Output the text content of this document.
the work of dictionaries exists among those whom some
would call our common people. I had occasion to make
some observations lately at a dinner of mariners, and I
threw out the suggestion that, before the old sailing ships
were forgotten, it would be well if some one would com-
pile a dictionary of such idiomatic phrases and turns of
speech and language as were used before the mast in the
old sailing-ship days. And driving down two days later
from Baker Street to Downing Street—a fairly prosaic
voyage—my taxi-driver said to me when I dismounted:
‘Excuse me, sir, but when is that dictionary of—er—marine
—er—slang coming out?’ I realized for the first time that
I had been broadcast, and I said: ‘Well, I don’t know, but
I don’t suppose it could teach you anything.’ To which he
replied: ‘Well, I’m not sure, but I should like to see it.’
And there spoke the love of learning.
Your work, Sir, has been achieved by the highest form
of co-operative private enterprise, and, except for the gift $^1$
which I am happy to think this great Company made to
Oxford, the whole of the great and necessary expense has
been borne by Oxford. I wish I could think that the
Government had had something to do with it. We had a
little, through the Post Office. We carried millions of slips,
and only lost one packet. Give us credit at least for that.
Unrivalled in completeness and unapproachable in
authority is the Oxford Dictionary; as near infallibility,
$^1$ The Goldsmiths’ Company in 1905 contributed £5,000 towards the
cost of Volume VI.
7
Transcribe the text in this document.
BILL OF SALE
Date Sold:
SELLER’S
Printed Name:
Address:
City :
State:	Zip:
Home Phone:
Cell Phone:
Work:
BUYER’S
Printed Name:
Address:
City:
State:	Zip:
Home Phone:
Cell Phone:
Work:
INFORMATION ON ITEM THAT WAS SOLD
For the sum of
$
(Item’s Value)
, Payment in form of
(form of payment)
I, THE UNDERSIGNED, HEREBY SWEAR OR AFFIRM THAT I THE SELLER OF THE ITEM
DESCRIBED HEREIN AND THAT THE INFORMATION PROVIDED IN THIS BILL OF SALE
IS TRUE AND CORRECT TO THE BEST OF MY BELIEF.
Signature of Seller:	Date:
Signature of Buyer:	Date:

============================================================

**AIM:** Reproduce the records above exactly.

**ANSWER TO THIS PROBLEM:**
Output the text content of this document.
the work of dictionaries exists among those whom some
would call our common people. I had occasion to make
some observations lately at a dinner of mariners, and I
threw out the suggestion that, before the old sailing ships
were forgotten, it would be well if some one would com-
pile a dictionary of such idiomatic phrases and turns of
speech and language as were used before the mast in the
old sailing-ship days. And driving down two days later
from Baker Street to Downing Street—a fairly prosaic
voyage—my taxi-driver said to me when I dismounted:
‘Excuse me, sir, but when is that dictionary of—er—marine
—er—slang coming out?’ I realized for the first time that
I had been broadcast, and I said: ‘Well, I don’t know, but
I don’t suppose it could teach you anything.’ To which he
replied: ‘Well, I’m not sure, but I should like to see it.’
And there spoke the love of learning.
Your work, Sir, has been achieved by the highest form
of co-operative private enterprise, and, except for the gift $^1$
which I am happy to think this great Company made to
Oxford, the whole of the great and necessary expense has
been borne by Oxford. I wish I could think that the
Government had had something to do with it. We had a
little, through the Post Office. We carried millions of slips,
and only lost one packet. Give us credit at least for that.
Unrivalled in completeness and unapproachable in
authority is the Oxford Dictionary; as near infallibility,
$^1$ The Goldsmiths’ Company in 1905 contributed £5,000 towards the
cost of Volume VI.
7
Transcribe the text in this document.
BILL OF SALE
Date Sold:
SELLER’S
Printed Name:
Address:
City :
State:	Zip:
Home Phone:
Cell Phone:
Work:
BUYER’S
Printed Name:
Address:
City:
State:	Zip:
Home Phone:
Cell Phone:
Work:
INFORMATION ON ITEM THAT WAS SOLD
For the sum of
$
(Item’s Value)
, Payment in form of
(form of payment)
I, THE UNDERSIGNED, HEREBY SWEAR OR AFFIRM THAT I THE SELLER OF THE ITEM
DESCRIBED HEREIN AND THAT THE INFORMATION PROVIDED IN THIS BILL OF SALE
IS TRUE AND CORRECT TO THE BEST OF MY BELIEF.
Signature of Seller:	Date:
Signature of Buyer:	Date:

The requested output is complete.